▶ [Task objective]:
From the risk-reporting passage, return the part that begins at the words "Judging by the" and stops after the words "also been omitted.", copied word for word.

▶ [Given text]:
Transition of the reporting from the former METRO GROUP to the new METRO
Due to the thematic proximity and conceptual association, we have included the following risks reported in the previous year for the former METRO GROUP in risk no. 3 “challenges in the business model”: “insufficient implementation of the strategy and strategic projects”, “non-profitable use of selling space”, “insufficient or ineffective internal controls with regard to investment and costs related to expansion and construction as well as in operational processes” and “impairment of goodwill and assets”.
The risk “geopolitical situation in Russia / Ukraine” reported in the previous year has now been included in risk no. 1 “macro-economic and political risks”.
The risks bearing relevance in their own right are the following risks reported in the previous year: “interruption of business activities” (see risk no. 2), “budget and forecast reliability” (see risk no. 6 “reliability of planning”), “insufficient development and maintenance of talent pool” (see risk no. 8 “development of employee numbers and attractiveness as an employer”) and “more stringent regulation pertaining to deferred compensation” (see risk no. 10).
Judging by the current market environment, we believe that there is only a low probability of Standard & Poor’s lowering their current METRO credit ranking (BBB–) by 2 levels to BB. We have therefore assessed the associated risks as bearing little relevance. A separate representation as in the previous year (risk “rating downgrade METRO AG”) is therefore obsolete. The relevance of the risk “infringements against antitrust law” represented in the previous year has diminished and has therefore also been omitted.
The following sections outline the risks bearing particular relevance and the essential risk control measures. In principle, all group segments are affected.

▶ [Supplied entries]:
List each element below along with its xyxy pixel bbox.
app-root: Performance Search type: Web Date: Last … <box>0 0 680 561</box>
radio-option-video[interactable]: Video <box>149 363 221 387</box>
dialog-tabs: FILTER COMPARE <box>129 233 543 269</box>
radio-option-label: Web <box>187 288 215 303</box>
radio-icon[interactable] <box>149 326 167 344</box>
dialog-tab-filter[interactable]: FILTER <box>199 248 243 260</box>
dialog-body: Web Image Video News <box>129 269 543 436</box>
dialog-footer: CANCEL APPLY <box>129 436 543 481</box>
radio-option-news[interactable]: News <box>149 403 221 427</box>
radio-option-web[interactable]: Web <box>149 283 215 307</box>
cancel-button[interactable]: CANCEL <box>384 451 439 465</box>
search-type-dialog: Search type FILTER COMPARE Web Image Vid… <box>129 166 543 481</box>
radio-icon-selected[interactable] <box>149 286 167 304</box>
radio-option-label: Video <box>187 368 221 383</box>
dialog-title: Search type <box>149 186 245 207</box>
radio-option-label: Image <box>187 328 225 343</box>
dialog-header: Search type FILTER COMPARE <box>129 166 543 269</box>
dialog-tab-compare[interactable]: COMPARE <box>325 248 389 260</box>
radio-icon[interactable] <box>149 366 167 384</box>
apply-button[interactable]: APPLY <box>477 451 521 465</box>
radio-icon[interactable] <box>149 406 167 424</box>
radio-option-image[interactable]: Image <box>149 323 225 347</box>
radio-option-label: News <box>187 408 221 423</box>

▶ [Answer below]:
Judging by the current market environment, we believe that there is only a low probability of Standard & Poor’s lowering their current METRO credit ranking (BBB–) by 2 levels to BB. We have therefore assessed the associated risks as bearing little relevance. A separate representation as in the previous year (risk “rating downgrade METRO AG”) is therefore obsolete. The relevance of the risk “infringements against antitrust law” represented in the previous year has diminished and has therefore also been omitted.